** Start Exercise material **

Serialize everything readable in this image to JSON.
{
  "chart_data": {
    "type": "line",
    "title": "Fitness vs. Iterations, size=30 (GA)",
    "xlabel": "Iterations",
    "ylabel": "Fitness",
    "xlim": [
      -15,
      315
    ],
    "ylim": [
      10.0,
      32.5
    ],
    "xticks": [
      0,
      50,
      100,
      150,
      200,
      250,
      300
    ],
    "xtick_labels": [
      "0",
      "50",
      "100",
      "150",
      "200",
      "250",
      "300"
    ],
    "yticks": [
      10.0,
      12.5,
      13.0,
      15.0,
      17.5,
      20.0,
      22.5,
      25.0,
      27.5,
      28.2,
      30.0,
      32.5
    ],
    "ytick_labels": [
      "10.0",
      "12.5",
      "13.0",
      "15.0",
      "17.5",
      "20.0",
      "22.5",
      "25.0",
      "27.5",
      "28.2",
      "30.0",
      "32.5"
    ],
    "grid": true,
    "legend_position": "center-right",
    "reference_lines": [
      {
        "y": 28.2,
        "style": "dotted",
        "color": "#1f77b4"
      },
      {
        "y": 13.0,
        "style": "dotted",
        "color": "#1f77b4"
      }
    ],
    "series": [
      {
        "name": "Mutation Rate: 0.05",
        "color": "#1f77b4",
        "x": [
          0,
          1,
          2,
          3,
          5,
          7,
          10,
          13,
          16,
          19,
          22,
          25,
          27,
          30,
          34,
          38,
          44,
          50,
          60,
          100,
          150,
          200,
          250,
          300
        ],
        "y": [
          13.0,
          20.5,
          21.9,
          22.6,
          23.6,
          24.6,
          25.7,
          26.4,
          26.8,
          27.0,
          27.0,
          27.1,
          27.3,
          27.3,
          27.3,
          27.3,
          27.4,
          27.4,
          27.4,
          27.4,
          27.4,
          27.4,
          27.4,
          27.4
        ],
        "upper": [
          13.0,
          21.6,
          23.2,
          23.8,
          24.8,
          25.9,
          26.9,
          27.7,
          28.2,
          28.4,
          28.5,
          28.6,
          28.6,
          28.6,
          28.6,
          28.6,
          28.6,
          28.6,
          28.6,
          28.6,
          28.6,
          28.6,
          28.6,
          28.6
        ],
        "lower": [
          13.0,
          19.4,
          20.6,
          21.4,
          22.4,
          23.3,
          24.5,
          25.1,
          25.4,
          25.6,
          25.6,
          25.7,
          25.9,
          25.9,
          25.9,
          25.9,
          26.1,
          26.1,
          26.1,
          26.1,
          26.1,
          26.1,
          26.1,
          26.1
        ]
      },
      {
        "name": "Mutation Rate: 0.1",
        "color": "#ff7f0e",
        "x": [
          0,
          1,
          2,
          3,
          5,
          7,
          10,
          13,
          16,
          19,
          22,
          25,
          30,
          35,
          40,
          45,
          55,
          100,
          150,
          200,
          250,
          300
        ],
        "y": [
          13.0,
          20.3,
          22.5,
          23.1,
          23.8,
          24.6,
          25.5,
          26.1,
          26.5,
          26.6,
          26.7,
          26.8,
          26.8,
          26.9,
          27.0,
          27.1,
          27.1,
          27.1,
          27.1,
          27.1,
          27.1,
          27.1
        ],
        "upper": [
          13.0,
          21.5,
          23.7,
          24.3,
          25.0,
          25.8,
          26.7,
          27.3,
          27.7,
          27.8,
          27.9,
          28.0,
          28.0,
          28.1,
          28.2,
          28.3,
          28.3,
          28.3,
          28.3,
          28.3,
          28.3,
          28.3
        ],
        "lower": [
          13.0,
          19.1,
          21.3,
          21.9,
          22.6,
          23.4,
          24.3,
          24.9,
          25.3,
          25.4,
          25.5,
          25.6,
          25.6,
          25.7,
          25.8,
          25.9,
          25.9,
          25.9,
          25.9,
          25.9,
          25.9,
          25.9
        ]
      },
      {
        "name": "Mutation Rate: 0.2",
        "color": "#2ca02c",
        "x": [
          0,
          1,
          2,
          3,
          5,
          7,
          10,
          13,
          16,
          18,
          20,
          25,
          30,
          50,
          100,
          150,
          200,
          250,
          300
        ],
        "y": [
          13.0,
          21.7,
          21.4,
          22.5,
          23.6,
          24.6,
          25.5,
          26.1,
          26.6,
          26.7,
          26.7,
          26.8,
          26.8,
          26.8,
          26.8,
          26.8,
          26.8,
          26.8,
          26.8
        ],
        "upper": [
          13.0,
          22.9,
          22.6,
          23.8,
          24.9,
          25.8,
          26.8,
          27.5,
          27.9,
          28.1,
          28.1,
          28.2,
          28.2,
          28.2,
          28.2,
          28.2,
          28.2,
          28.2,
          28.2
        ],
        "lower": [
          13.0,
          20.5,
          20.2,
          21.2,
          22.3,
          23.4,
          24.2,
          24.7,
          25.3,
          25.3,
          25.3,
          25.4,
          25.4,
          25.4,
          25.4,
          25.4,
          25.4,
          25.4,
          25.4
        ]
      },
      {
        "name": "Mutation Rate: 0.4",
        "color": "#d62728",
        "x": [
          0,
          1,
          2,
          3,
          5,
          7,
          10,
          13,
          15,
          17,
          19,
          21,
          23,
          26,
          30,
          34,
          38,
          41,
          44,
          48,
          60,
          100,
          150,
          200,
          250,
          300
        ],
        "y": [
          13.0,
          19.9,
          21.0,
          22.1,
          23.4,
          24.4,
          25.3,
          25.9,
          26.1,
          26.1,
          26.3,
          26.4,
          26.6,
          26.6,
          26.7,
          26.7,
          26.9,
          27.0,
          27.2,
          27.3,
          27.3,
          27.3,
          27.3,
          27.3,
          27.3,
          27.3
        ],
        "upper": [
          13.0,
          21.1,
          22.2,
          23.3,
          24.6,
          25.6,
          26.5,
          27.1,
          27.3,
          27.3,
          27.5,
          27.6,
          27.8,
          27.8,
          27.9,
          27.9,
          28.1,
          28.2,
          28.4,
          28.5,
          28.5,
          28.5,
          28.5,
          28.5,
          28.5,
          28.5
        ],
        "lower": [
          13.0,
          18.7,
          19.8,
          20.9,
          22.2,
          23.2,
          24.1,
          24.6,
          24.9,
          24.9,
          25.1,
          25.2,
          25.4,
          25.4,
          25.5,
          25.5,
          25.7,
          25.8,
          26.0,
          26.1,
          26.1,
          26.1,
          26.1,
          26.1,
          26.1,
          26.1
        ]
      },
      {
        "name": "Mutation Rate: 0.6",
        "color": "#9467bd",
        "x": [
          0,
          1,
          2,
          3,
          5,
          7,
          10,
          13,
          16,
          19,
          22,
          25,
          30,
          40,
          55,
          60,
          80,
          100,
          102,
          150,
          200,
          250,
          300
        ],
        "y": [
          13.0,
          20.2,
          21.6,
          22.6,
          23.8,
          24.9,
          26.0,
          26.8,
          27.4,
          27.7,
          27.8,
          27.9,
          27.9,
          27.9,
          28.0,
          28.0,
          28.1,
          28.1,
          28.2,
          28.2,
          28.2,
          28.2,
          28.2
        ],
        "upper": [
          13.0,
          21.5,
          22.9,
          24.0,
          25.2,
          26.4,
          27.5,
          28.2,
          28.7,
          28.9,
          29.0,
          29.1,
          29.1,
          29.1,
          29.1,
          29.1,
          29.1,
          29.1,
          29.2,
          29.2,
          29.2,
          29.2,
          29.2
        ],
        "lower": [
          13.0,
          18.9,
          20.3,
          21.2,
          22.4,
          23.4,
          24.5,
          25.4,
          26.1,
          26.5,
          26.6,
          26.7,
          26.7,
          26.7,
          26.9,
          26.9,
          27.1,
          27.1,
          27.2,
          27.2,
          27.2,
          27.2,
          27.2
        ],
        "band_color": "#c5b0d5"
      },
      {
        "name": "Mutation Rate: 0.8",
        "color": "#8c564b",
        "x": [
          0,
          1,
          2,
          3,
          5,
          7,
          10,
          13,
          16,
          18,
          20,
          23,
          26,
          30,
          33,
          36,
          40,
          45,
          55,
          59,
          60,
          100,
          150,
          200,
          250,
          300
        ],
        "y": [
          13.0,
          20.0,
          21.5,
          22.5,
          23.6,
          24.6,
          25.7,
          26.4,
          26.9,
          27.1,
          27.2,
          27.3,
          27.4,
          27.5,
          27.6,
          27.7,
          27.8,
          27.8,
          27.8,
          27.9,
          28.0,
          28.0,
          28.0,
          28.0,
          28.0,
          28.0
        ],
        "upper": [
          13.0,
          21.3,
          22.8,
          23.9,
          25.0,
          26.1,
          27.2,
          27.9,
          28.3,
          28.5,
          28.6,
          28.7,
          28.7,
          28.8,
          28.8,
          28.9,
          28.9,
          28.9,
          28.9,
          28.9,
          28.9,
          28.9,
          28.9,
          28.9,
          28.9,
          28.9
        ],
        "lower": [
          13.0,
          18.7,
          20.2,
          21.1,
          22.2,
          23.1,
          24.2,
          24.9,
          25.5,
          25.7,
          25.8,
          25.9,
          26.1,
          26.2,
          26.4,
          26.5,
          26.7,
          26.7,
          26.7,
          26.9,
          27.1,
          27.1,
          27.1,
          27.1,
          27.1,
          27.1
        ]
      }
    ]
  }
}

** End Exercise material **

## [Work to do]
Look through the records and gather every line containing "Iterations".

## [Solution]
    "title": "Fitness vs. Iterations, size=30 (GA)",
    "xlabel": "Iterations",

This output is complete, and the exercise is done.